Given request: Copy every line of the records below without changing anything.

* * * * *

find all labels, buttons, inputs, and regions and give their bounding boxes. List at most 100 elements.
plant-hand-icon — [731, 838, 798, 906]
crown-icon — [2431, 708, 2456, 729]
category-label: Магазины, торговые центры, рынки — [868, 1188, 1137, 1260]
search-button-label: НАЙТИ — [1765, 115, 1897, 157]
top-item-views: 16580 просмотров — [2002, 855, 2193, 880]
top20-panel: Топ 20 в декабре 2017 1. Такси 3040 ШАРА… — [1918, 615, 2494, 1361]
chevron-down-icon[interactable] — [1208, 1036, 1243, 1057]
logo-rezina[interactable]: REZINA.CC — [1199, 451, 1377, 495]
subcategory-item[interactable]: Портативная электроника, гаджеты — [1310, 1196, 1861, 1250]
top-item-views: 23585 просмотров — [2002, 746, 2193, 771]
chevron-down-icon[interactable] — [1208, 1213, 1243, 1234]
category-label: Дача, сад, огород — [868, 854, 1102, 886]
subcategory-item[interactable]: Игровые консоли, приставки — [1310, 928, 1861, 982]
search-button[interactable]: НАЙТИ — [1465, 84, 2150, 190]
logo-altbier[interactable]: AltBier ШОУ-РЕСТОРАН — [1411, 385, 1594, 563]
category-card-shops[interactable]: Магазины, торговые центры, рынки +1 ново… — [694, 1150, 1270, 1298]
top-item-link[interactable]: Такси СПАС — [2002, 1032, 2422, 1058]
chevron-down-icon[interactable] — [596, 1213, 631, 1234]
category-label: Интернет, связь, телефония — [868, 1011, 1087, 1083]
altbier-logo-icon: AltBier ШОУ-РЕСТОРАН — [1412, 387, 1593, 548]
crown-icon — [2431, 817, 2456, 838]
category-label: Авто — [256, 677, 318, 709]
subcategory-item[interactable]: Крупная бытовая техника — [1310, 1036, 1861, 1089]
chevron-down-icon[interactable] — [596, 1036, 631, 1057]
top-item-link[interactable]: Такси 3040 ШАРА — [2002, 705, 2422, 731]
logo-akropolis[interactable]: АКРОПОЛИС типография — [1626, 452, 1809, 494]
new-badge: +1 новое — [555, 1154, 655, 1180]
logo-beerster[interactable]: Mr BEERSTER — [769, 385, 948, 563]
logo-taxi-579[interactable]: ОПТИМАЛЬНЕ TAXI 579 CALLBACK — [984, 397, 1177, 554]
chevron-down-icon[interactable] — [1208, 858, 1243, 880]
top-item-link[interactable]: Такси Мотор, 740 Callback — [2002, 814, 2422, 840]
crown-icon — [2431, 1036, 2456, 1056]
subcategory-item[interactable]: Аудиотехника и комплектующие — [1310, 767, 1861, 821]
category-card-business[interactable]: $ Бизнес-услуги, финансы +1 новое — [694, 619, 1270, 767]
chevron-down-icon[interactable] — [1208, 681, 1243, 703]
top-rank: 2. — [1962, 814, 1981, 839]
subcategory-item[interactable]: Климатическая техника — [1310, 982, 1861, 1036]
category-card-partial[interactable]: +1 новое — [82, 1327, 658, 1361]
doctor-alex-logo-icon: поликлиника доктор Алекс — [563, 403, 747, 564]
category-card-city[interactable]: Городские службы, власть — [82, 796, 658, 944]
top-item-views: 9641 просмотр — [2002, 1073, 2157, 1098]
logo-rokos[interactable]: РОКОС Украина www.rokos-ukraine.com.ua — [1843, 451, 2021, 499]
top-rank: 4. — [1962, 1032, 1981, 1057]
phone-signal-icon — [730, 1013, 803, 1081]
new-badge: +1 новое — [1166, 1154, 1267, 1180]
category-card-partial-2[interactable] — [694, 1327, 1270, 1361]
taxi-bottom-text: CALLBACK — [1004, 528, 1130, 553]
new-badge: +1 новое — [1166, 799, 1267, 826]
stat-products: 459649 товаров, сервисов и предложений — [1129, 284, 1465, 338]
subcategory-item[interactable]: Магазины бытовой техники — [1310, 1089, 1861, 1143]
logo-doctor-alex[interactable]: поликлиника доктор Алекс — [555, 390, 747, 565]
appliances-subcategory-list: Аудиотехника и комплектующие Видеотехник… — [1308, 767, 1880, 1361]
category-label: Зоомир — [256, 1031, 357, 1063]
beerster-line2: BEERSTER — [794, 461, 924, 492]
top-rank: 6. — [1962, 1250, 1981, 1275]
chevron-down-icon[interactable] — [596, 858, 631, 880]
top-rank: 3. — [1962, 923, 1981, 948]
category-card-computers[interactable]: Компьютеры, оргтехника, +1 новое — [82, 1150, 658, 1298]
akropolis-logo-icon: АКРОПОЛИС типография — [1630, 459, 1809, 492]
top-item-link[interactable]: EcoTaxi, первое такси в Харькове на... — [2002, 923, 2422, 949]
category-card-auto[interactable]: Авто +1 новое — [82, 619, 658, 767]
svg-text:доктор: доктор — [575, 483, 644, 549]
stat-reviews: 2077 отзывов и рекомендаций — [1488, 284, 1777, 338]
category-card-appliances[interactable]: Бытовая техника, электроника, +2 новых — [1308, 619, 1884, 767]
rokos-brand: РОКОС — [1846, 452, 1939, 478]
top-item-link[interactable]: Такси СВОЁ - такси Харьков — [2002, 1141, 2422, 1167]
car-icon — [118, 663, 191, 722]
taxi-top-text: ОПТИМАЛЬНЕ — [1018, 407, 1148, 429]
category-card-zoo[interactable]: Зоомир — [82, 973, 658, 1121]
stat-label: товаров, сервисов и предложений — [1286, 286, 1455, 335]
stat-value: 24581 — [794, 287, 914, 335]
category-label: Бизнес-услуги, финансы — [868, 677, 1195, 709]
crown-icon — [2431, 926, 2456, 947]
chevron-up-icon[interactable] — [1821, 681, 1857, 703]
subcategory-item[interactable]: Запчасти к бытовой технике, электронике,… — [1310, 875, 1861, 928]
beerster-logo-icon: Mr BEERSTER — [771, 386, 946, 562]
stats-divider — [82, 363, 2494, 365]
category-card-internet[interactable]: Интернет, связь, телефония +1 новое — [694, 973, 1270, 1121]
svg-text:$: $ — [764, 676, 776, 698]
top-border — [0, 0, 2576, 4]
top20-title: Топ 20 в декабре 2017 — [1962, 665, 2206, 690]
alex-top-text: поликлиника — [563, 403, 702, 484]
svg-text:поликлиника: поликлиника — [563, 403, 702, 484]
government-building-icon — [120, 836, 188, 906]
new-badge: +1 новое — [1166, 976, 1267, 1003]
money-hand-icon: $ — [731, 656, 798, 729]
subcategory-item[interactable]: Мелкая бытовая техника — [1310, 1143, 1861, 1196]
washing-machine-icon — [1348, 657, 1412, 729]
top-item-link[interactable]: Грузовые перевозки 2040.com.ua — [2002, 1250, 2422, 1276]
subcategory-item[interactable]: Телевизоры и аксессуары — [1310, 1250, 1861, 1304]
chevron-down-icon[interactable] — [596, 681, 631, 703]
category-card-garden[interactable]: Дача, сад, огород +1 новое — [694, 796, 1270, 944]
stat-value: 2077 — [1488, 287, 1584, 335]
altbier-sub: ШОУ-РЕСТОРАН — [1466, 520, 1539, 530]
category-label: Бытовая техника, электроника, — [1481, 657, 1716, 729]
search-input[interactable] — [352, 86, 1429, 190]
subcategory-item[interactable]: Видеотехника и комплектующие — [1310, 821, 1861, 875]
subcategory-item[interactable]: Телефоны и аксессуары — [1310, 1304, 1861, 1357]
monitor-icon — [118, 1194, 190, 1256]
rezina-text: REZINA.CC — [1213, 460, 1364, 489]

* * * * *

The result:
find all labels, buttons, inputs, and regions and give their bounding boxes. List at most 100 elements.
plant-hand-icon — [731, 838, 798, 906]
crown-icon — [2431, 708, 2456, 729]
category-label: Магазины, торговые центры, рынки — [868, 1188, 1137, 1260]
search-button-label: НАЙТИ — [1765, 115, 1897, 157]
top-item-views: 16580 просмотров — [2002, 855, 2193, 880]
top20-panel: Топ 20 в декабре 2017 1. Такси 3040 ШАРА… — [1918, 615, 2494, 1361]
chevron-down-icon[interactable] — [1208, 1036, 1243, 1057]
logo-rezina[interactable]: REZINA.CC — [1199, 451, 1377, 495]
subcategory-item[interactable]: Портативная электроника, гаджеты — [1310, 1196, 1861, 1250]
top-item-views: 23585 просмотров — [2002, 746, 2193, 771]
chevron-down-icon[interactable] — [1208, 1213, 1243, 1234]
category-label: Дача, сад, огород — [868, 854, 1102, 886]
subcategory-item[interactable]: Игровые консоли, приставки — [1310, 928, 1861, 982]
search-button[interactable]: НАЙТИ — [1465, 84, 2150, 190]
logo-altbier[interactable]: AltBier ШОУ-РЕСТОРАН — [1411, 385, 1594, 563]
category-card-shops[interactable]: Магазины, торговые центры, рынки +1 ново… — [694, 1150, 1270, 1298]
top-item-link[interactable]: Такси СПАС — [2002, 1032, 2422, 1058]
chevron-down-icon[interactable] — [596, 1213, 631, 1234]
category-label: Интернет, связь, телефония — [868, 1011, 1087, 1083]
altbier-logo-icon: AltBier ШОУ-РЕСТОРАН — [1412, 387, 1593, 548]
crown-icon — [2431, 817, 2456, 838]
category-label: Авто — [256, 677, 318, 709]
subcategory-item[interactable]: Крупная бытовая техника — [1310, 1036, 1861, 1089]
chevron-down-icon[interactable] — [596, 1036, 631, 1057]
top-item-link[interactable]: Такси 3040 ШАРА — [2002, 705, 2422, 731]
logo-akropolis[interactable]: АКРОПОЛИС типография — [1626, 452, 1809, 494]
new-badge: +1 новое — [555, 1154, 655, 1180]
logo-beerster[interactable]: Mr BEERSTER — [769, 385, 948, 563]
logo-taxi-579[interactable]: ОПТИМАЛЬНЕ TAXI 579 CALLBACK — [984, 397, 1177, 554]
chevron-down-icon[interactable] — [1208, 858, 1243, 880]
top-item-link[interactable]: Такси Мотор, 740 Callback — [2002, 814, 2422, 840]
crown-icon — [2431, 1036, 2456, 1056]
subcategory-item[interactable]: Аудиотехника и комплектующие — [1310, 767, 1861, 821]
category-card-business[interactable]: $ Бизнес-услуги, финансы +1 новое — [694, 619, 1270, 767]
chevron-down-icon[interactable] — [1208, 681, 1243, 703]
top-rank: 2. — [1962, 814, 1981, 839]
subcategory-item[interactable]: Климатическая техника — [1310, 982, 1861, 1036]
category-card-partial[interactable]: +1 новое — [82, 1327, 658, 1361]
doctor-alex-logo-icon: поликлиника доктор Алекс — [563, 403, 747, 564]
category-card-city[interactable]: Городские службы, власть — [82, 796, 658, 944]
top-item-views: 9641 просмотр — [2002, 1073, 2157, 1098]
logo-rokos[interactable]: РОКОС Украина www.rokos-ukraine.com.ua — [1843, 451, 2021, 499]
top-rank: 4. — [1962, 1032, 1981, 1057]
phone-signal-icon — [730, 1013, 803, 1081]
new-badge: +1 новое — [1166, 1154, 1267, 1180]
category-card-partial-2[interactable] — [694, 1327, 1270, 1361]
taxi-bottom-text: CALLBACK — [1004, 528, 1130, 553]
new-badge: +1 новое — [1166, 799, 1267, 826]
stat-products: 459649 товаров, сервисов и предложений — [1129, 284, 1465, 338]
subcategory-item[interactable]: Магазины бытовой техники — [1310, 1089, 1861, 1143]
logo-doctor-alex[interactable]: поликлиника доктор Алекс — [555, 390, 747, 565]
appliances-subcategory-list: Аудиотехника и комплектующие Видеотехник… — [1308, 767, 1880, 1361]
category-label: Зоомир — [256, 1031, 357, 1063]
beerster-line2: BEERSTER — [794, 461, 924, 492]
top-rank: 6. — [1962, 1250, 1981, 1275]
chevron-down-icon[interactable] — [596, 858, 631, 880]
top-rank: 3. — [1962, 923, 1981, 948]
category-card-computers[interactable]: Компьютеры, оргтехника, +1 новое — [82, 1150, 658, 1298]
akropolis-logo-icon: АКРОПОЛИС типография — [1630, 459, 1809, 492]
top-item-link[interactable]: EcoTaxi, первое такси в Харькове на... — [2002, 923, 2422, 949]
category-card-auto[interactable]: Авто +1 новое — [82, 619, 658, 767]
svg-text:доктор: доктор — [575, 483, 644, 549]
stat-reviews: 2077 отзывов и рекомендаций — [1488, 284, 1777, 338]
category-card-appliances[interactable]: Бытовая техника, электроника, +2 новых — [1308, 619, 1884, 767]
rokos-brand: РОКОС — [1846, 452, 1939, 478]
top-item-link[interactable]: Такси СВОЁ - такси Харьков — [2002, 1141, 2422, 1167]
car-icon — [118, 663, 191, 722]
taxi-top-text: ОПТИМАЛЬНЕ — [1018, 407, 1148, 429]
category-card-zoo[interactable]: Зоомир — [82, 973, 658, 1121]
stat-label: товаров, сервисов и предложений — [1286, 286, 1455, 335]
stat-value: 24581 — [794, 287, 914, 335]
category-label: Бизнес-услуги, финансы — [868, 677, 1195, 709]
crown-icon — [2431, 926, 2456, 947]
chevron-up-icon[interactable] — [1821, 681, 1857, 703]
subcategory-item[interactable]: Запчасти к бытовой технике, электронике,… — [1310, 875, 1861, 928]
beerster-logo-icon: Mr BEERSTER — [771, 386, 946, 562]
stats-divider — [82, 363, 2494, 365]
category-card-internet[interactable]: Интернет, связь, телефония +1 новое — [694, 973, 1270, 1121]
svg-text:$: $ — [764, 676, 776, 698]
top-border — [0, 0, 2576, 4]
top20-title: Топ 20 в декабре 2017 — [1962, 665, 2206, 690]
alex-top-text: поликлиника — [563, 403, 702, 484]
svg-text:поликлиника: поликлиника — [563, 403, 702, 484]
government-building-icon — [120, 836, 188, 906]
new-badge: +1 новое — [1166, 976, 1267, 1003]
money-hand-icon: $ — [731, 656, 798, 729]
subcategory-item[interactable]: Мелкая бытовая техника — [1310, 1143, 1861, 1196]
washing-machine-icon — [1348, 657, 1412, 729]
top-item-link[interactable]: Грузовые перевозки 2040.com.ua — [2002, 1250, 2422, 1276]
subcategory-item[interactable]: Телевизоры и аксессуары — [1310, 1250, 1861, 1304]
chevron-down-icon[interactable] — [596, 681, 631, 703]
category-card-garden[interactable]: Дача, сад, огород +1 новое — [694, 796, 1270, 944]
stat-value: 2077 — [1488, 287, 1584, 335]
altbier-sub: ШОУ-РЕСТОРАН — [1466, 520, 1539, 530]
category-label: Бытовая техника, электроника, — [1481, 657, 1716, 729]
search-input[interactable] — [352, 86, 1429, 190]
subcategory-item[interactable]: Видеотехника и комплектующие — [1310, 821, 1861, 875]
subcategory-item[interactable]: Телефоны и аксессуары — [1310, 1304, 1861, 1357]
monitor-icon — [118, 1194, 190, 1256]
rezina-text: REZINA.CC — [1213, 460, 1364, 489]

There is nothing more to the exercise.